### What to produce
Omit all images. Transcribe the rest of the material below exactly.

### The input
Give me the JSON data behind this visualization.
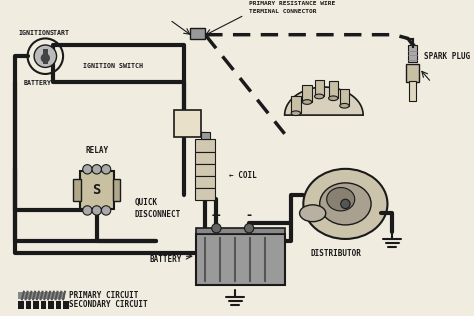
{
  "bg_color": "#f0ece0",
  "line_color": "#1a1a1a",
  "labels": {
    "ignition": "IGNITION",
    "start": "START",
    "ignition_switch": "IGNITION SWITCH",
    "battery_left": "BATTERY",
    "terminal_connector": "TERMINAL CONNECTOR",
    "primary_resistance": "PRIMARY RESISTANCE WIRE",
    "spark_plug": "SPARK PLUG",
    "quick_disconnect": "QUICK\nDISCONNECT",
    "relay": "RELAY",
    "coil_label": "COIL",
    "battery_bottom": "BATTERY",
    "distributor": "DISTRIBUTOR",
    "primary_circuit": "PRIMARY CIRCUIT",
    "secondary_circuit": "SECONDARY CIRCUIT"
  },
  "wire_lw": 3.0,
  "dashed_lw": 2.5,
  "font_size": 5.5
}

### Output below
Give me the JSON data behind this visualization.
{
  "bg_color": "#f0ece0",
  "line_color": "#1a1a1a",
  "labels": {
    "ignition": "IGNITION",
    "start": "START",
    "ignition_switch": "IGNITION SWITCH",
    "battery_left": "BATTERY",
    "terminal_connector": "TERMINAL CONNECTOR",
    "primary_resistance": "PRIMARY RESISTANCE WIRE",
    "spark_plug": "SPARK PLUG",
    "quick_disconnect": "QUICK\nDISCONNECT",
    "relay": "RELAY",
    "coil_label": "COIL",
    "battery_bottom": "BATTERY",
    "distributor": "DISTRIBUTOR",
    "primary_circuit": "PRIMARY CIRCUIT",
    "secondary_circuit": "SECONDARY CIRCUIT"
  },
  "wire_lw": 3.0,
  "dashed_lw": 2.5,
  "font_size": 5.5
}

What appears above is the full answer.